> **PROBLEM STATEMENT**
Below are entries. Pull out all lines containing "title".

> **RAW RECORDS**
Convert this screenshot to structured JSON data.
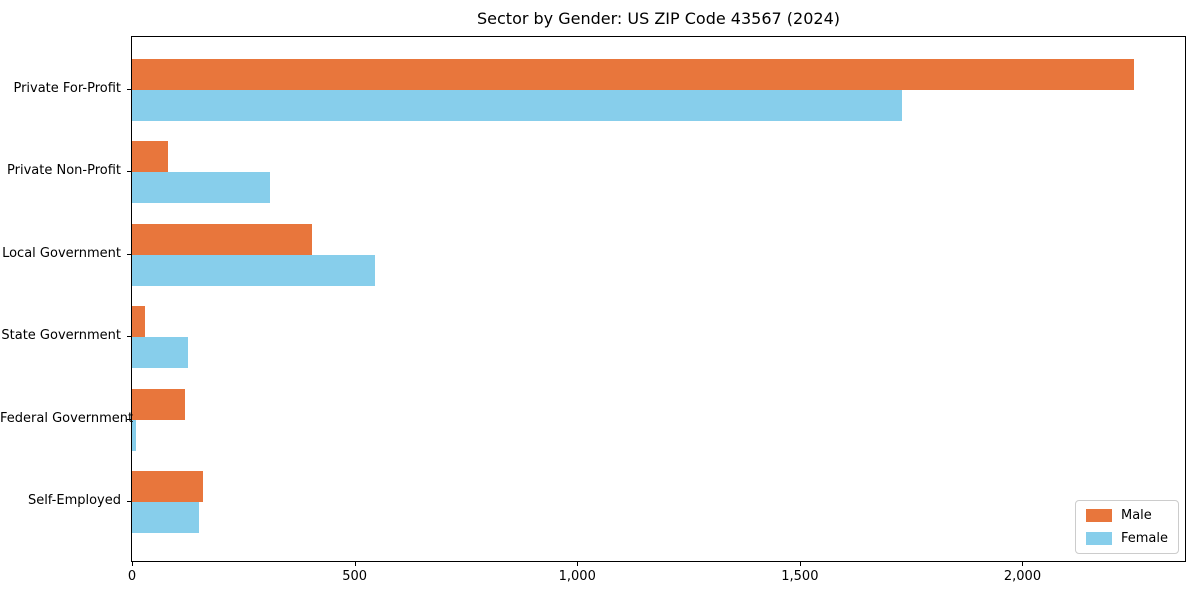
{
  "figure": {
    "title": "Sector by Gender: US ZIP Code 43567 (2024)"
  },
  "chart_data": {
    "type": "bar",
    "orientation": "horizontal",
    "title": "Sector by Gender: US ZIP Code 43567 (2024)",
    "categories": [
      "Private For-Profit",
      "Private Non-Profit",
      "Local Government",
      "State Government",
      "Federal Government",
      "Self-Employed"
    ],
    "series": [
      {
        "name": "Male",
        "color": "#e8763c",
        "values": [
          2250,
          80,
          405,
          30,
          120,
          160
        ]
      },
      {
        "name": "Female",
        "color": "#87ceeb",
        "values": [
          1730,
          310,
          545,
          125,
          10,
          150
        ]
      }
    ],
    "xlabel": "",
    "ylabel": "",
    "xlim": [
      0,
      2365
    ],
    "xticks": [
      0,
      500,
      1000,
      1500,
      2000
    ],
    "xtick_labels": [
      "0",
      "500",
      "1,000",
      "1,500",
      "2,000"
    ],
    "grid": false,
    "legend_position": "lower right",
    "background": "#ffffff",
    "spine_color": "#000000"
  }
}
---
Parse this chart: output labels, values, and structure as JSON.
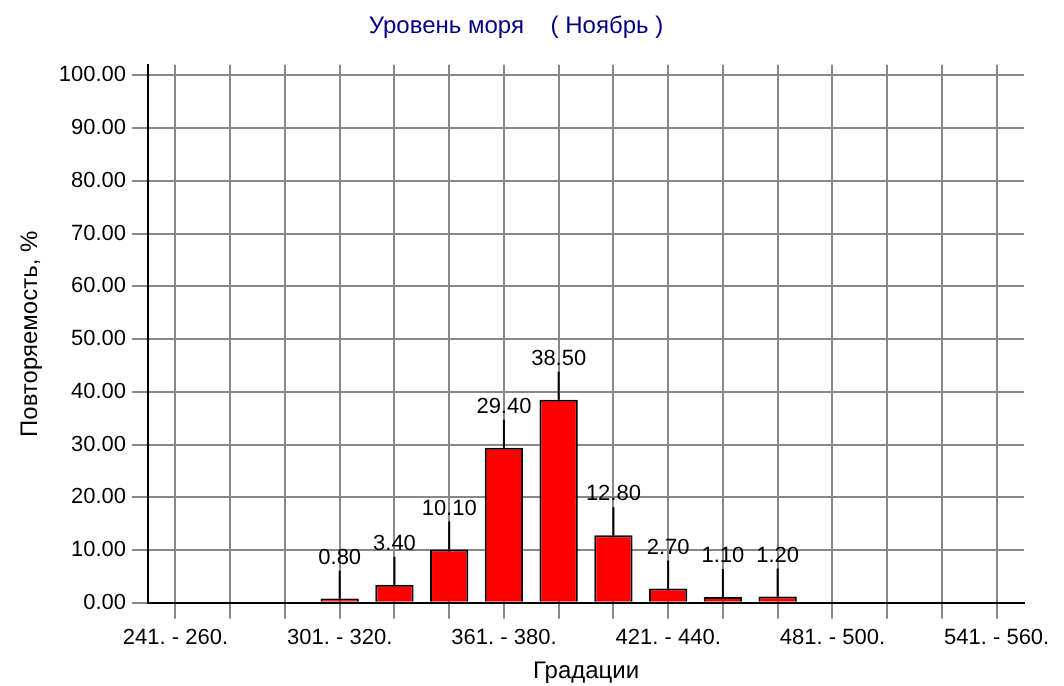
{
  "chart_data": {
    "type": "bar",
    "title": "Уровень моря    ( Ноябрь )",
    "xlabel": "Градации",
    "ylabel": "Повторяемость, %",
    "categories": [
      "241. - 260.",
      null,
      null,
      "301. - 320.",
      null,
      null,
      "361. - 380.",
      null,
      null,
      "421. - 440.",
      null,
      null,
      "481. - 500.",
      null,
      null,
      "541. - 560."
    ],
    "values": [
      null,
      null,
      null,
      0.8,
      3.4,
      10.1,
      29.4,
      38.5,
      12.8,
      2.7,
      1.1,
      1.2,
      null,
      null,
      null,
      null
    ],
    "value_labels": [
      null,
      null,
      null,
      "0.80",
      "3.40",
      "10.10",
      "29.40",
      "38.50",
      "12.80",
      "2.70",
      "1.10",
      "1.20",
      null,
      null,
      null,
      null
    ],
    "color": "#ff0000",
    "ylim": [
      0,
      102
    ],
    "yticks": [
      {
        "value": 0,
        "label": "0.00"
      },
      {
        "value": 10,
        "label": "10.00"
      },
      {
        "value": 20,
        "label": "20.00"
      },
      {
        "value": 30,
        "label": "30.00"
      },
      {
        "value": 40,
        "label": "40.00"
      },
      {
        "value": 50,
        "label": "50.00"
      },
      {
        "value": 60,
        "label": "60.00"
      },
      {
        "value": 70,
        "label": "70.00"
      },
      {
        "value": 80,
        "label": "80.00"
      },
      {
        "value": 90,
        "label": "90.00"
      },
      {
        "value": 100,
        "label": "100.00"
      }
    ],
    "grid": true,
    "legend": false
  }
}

> **TASK OUTPUT**
    "title": "Sector by Gender: US ZIP Code 43567 (2024)"
    "title": "Sector by Gender: US ZIP Code 43567 (2024)",
    "title": "Уровень моря    ( Ноябрь )",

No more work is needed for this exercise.